* _INSTRUCTIONS TO FOLLOW_
Pull every line of the entries that has the word "header".

Data records:

=-=-=-=-=

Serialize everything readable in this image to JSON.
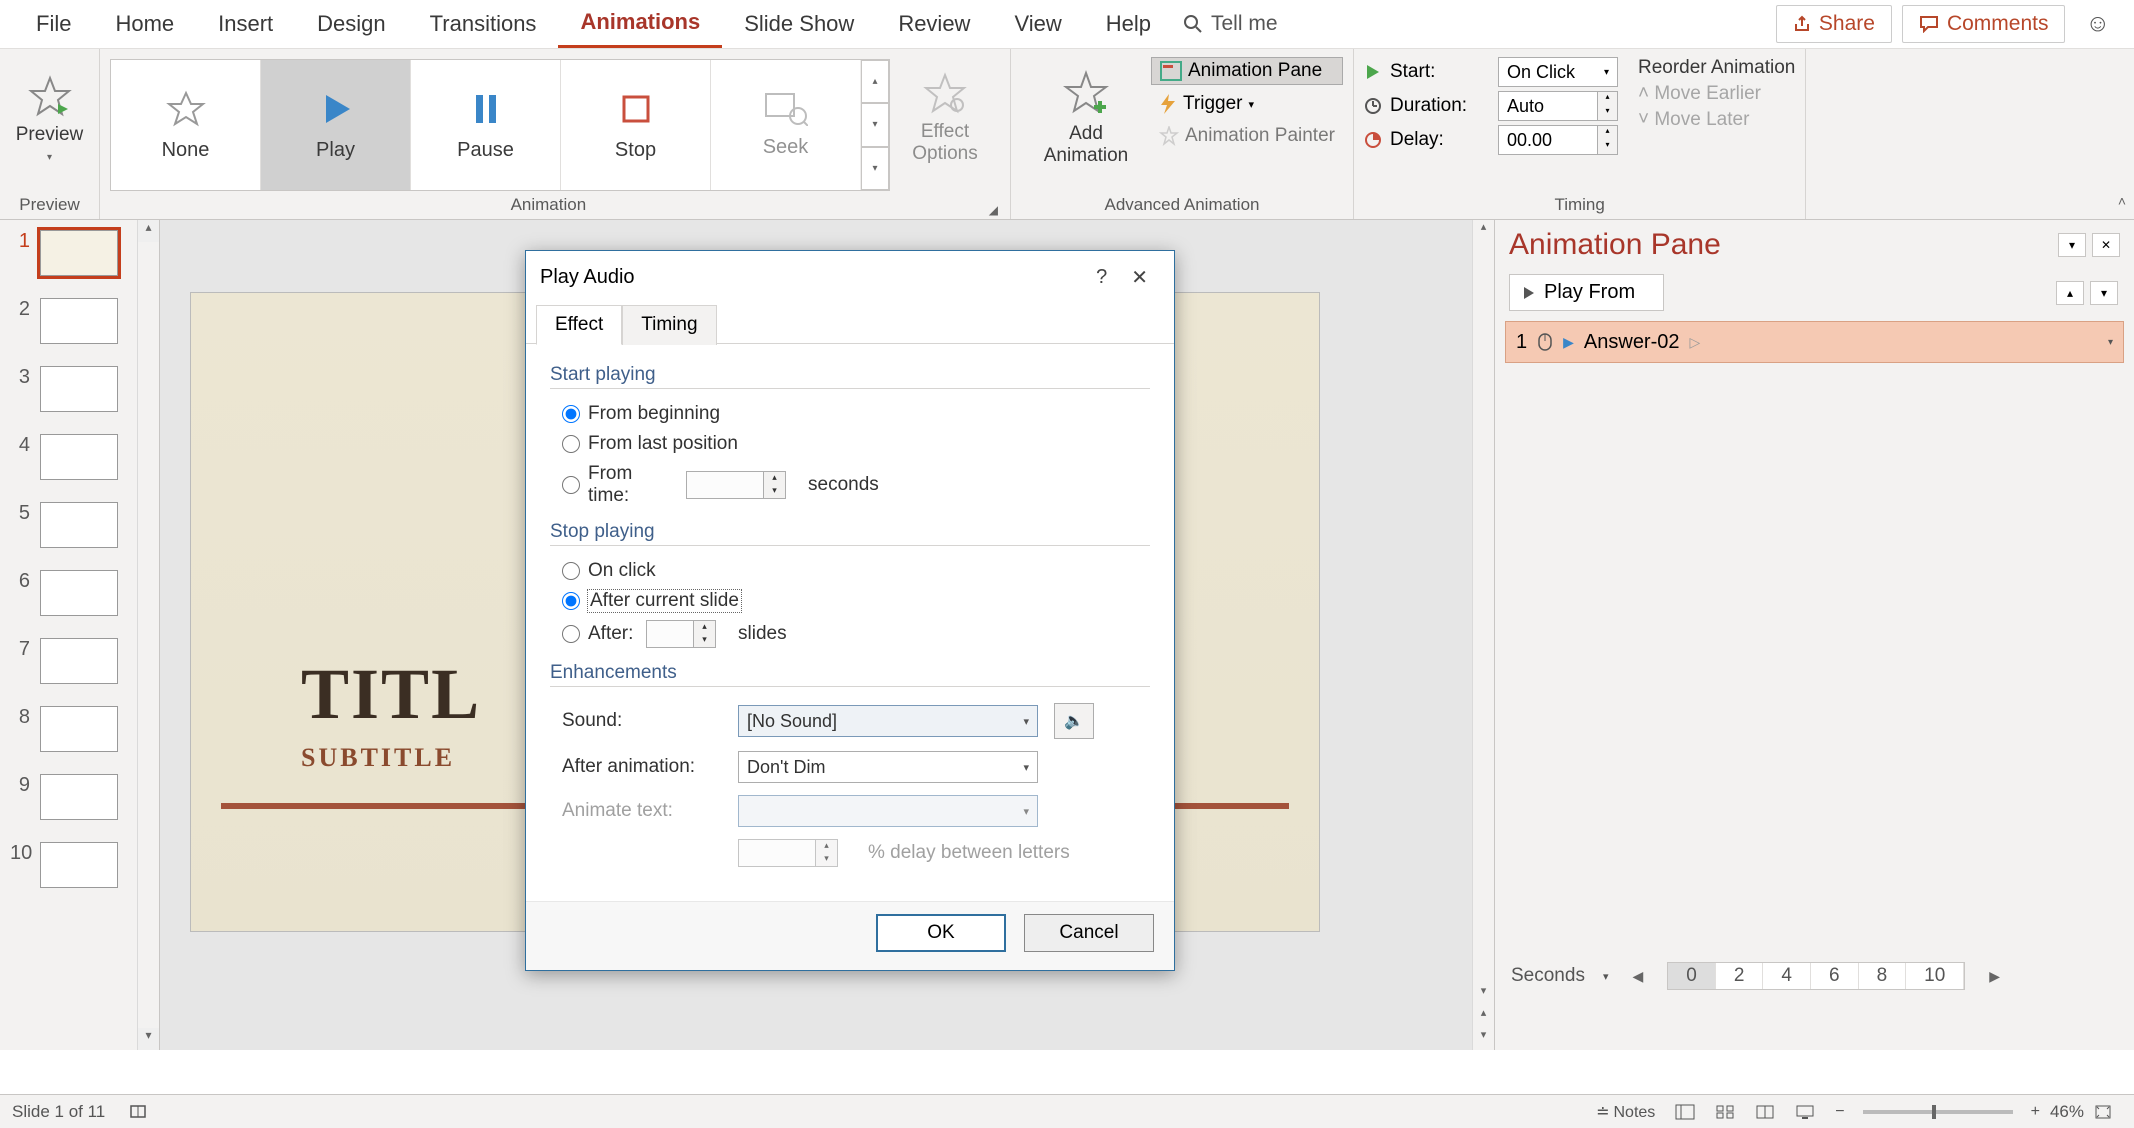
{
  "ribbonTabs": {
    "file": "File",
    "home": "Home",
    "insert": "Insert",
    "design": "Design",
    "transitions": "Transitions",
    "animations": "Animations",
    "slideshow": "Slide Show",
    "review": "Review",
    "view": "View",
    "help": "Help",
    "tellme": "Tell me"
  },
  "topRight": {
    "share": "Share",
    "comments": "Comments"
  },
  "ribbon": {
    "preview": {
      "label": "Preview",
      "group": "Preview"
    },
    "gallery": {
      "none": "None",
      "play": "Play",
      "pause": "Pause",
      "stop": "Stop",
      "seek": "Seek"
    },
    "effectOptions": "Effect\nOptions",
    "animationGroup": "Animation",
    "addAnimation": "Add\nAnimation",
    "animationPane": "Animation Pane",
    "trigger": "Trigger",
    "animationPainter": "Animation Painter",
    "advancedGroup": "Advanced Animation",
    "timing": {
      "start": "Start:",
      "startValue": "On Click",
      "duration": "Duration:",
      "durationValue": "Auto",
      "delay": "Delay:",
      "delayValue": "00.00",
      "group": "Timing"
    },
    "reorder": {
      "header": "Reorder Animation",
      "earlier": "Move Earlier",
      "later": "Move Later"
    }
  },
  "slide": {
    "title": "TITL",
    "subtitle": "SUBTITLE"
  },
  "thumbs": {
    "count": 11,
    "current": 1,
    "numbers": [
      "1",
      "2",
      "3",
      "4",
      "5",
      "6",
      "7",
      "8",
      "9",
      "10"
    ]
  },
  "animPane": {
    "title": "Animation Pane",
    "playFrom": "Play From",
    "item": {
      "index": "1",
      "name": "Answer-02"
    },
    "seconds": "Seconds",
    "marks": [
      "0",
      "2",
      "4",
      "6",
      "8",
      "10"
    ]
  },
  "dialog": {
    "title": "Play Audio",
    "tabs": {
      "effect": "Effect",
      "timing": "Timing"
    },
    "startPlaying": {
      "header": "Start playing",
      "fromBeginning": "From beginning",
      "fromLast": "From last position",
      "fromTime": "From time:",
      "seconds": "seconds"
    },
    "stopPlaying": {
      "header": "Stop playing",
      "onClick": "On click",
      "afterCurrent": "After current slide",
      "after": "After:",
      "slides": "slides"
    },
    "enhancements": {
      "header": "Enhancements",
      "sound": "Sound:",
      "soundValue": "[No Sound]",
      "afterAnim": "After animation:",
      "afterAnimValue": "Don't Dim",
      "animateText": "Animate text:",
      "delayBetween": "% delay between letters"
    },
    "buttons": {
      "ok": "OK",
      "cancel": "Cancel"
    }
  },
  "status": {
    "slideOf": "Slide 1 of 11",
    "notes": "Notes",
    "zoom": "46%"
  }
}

=-=-=-=-=

* _SOLUTION FOR THIS TASK_
      "header": "Reorder Animation",
      "header": "Start playing",
      "header": "Stop playing",
      "header": "Enhancements",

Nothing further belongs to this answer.